--- Start Record excerpts ---
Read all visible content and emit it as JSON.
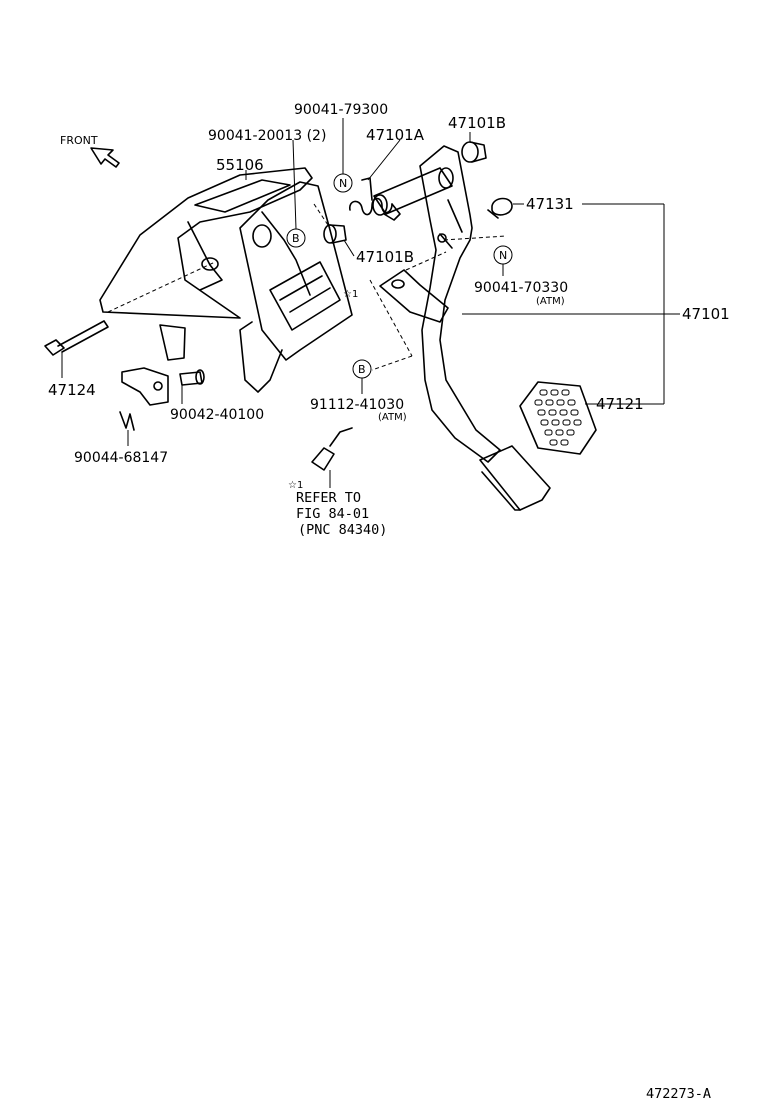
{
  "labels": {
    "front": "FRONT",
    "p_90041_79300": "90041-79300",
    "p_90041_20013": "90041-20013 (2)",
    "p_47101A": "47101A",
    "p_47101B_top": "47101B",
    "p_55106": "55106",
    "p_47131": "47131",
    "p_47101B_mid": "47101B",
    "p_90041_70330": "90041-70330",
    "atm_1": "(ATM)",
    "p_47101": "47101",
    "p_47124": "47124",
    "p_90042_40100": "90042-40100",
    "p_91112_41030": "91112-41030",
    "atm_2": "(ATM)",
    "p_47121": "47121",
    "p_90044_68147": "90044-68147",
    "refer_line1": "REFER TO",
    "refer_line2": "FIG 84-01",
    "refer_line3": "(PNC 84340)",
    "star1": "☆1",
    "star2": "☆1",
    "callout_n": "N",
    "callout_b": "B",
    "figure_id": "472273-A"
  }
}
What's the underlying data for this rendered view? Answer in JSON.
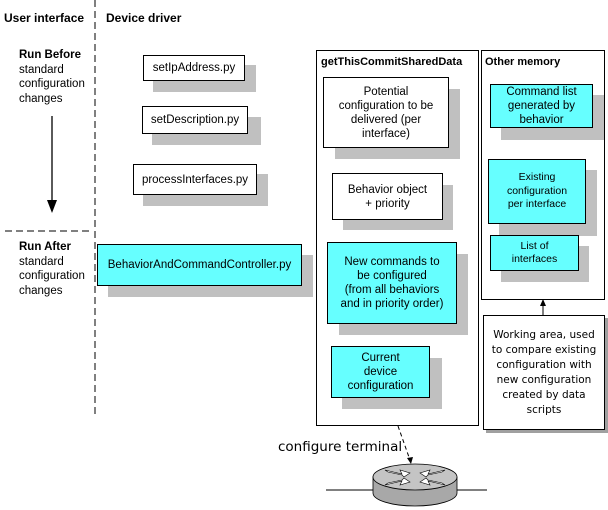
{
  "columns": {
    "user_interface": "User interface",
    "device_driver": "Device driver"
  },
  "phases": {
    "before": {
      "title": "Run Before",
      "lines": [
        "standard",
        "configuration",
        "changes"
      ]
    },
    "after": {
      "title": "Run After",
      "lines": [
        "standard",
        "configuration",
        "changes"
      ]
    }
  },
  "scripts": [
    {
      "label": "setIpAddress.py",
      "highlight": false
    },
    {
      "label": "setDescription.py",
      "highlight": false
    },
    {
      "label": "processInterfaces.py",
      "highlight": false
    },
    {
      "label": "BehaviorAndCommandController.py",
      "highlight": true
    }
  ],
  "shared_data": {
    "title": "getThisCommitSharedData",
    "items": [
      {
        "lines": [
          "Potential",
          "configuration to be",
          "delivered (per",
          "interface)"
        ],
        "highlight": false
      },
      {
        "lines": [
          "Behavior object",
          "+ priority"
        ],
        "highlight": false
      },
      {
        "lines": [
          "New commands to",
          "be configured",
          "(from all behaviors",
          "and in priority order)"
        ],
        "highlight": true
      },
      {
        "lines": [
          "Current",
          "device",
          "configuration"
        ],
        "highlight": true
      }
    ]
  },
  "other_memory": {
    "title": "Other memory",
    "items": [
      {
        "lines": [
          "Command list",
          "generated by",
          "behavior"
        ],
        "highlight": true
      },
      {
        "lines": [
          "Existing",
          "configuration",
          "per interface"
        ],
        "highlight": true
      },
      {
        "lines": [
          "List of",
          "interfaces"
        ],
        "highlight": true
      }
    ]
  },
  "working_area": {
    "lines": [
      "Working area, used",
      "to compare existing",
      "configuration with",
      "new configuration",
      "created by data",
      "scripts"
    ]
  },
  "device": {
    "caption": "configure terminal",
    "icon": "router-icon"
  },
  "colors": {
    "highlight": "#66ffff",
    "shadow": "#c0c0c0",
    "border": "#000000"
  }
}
--- End Record excerpts ---
--- Start Record excerpts ---
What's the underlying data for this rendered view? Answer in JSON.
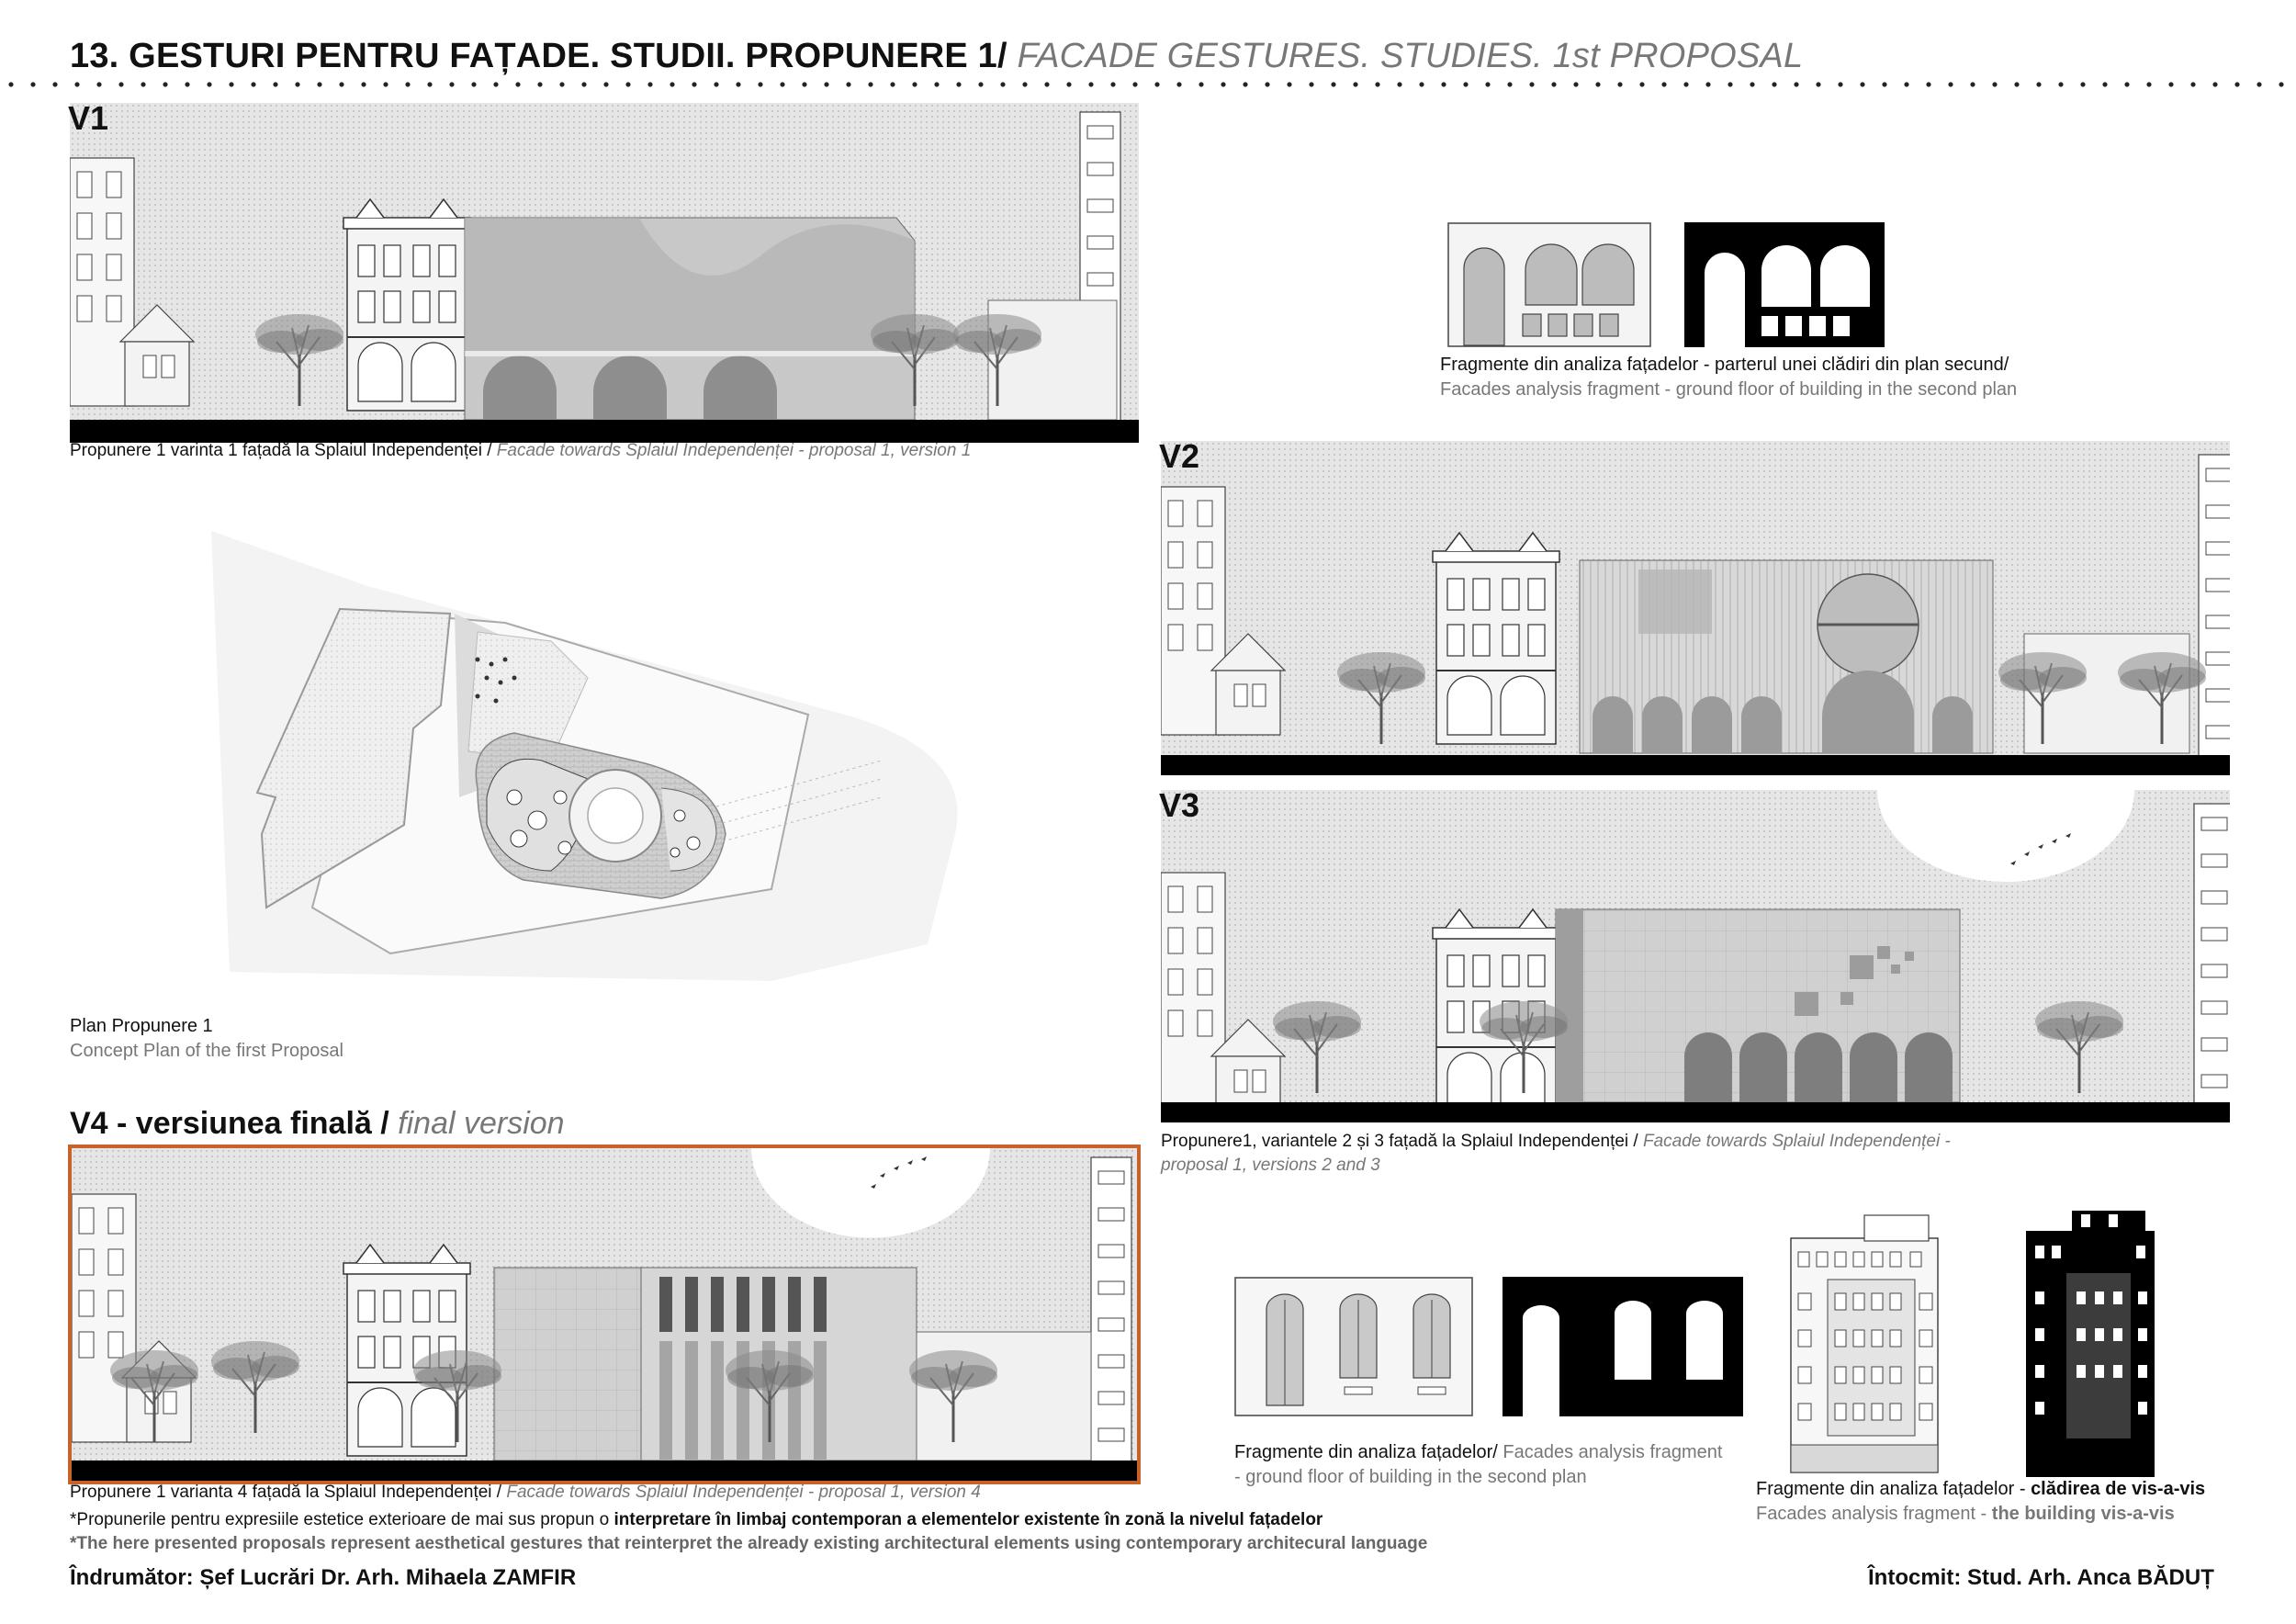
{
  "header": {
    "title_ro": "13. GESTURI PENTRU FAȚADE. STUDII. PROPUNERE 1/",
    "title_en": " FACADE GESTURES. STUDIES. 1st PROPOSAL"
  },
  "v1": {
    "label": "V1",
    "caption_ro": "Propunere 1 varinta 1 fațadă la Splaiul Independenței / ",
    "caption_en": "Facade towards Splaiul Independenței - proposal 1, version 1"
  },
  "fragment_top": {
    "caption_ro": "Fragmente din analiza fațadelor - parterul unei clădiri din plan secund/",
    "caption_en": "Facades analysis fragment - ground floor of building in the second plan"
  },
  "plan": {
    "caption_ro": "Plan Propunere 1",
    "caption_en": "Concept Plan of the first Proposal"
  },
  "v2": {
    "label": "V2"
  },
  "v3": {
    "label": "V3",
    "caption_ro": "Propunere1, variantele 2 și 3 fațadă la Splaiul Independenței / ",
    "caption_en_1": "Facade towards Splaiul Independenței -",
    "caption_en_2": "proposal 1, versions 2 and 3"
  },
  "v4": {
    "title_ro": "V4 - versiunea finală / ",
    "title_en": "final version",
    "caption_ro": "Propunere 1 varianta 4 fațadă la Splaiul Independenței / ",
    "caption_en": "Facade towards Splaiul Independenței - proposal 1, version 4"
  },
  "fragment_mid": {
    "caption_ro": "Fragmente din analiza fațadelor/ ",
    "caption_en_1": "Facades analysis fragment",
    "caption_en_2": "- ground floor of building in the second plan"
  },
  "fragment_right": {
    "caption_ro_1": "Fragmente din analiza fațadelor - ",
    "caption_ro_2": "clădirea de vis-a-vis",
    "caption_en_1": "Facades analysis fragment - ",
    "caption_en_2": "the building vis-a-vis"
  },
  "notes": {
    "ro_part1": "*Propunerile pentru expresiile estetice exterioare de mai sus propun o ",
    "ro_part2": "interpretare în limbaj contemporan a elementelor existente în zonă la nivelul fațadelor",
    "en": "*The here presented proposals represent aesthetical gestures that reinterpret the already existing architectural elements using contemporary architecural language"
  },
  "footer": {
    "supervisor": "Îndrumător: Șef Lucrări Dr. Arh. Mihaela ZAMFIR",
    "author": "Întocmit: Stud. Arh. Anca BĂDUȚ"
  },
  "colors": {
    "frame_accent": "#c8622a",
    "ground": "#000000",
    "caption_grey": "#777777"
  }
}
--- End Record excerpts ---
--- Start Record excerpts ---
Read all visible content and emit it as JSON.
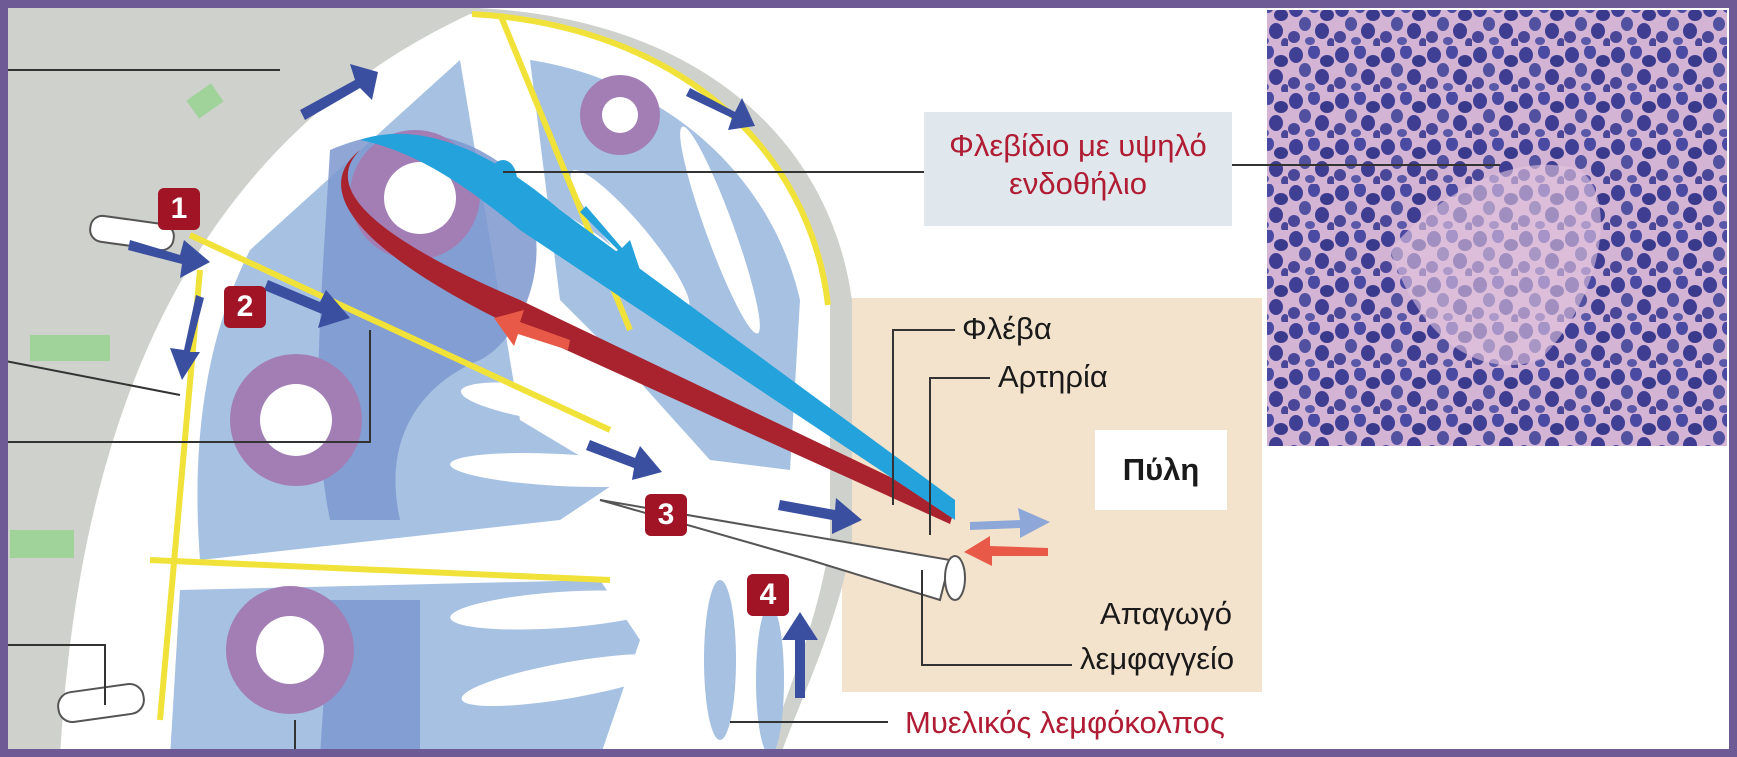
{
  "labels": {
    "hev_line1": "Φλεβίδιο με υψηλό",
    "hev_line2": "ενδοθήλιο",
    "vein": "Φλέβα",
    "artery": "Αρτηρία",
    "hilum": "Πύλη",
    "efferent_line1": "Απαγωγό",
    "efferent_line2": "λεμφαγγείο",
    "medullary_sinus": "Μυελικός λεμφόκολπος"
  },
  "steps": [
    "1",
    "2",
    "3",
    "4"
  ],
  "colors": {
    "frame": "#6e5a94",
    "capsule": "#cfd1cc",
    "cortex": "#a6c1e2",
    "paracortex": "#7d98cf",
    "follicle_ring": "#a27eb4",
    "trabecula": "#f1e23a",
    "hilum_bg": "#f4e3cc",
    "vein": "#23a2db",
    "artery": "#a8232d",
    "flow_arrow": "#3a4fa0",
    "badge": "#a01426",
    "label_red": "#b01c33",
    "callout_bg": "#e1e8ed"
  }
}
--- End Record excerpts ---
Stated exercise -> Find the word "analiza" in the data and show each line that holds it.

Task answer ->
    "caption_ro": "Fragmente din analiza fațadelor - parterul unei clădiri din plan secund/",
    "caption_ro": "Fragmente din analiza fațadelor/ ",
    "caption_ro_1": "Fragmente din analiza fațadelor - ",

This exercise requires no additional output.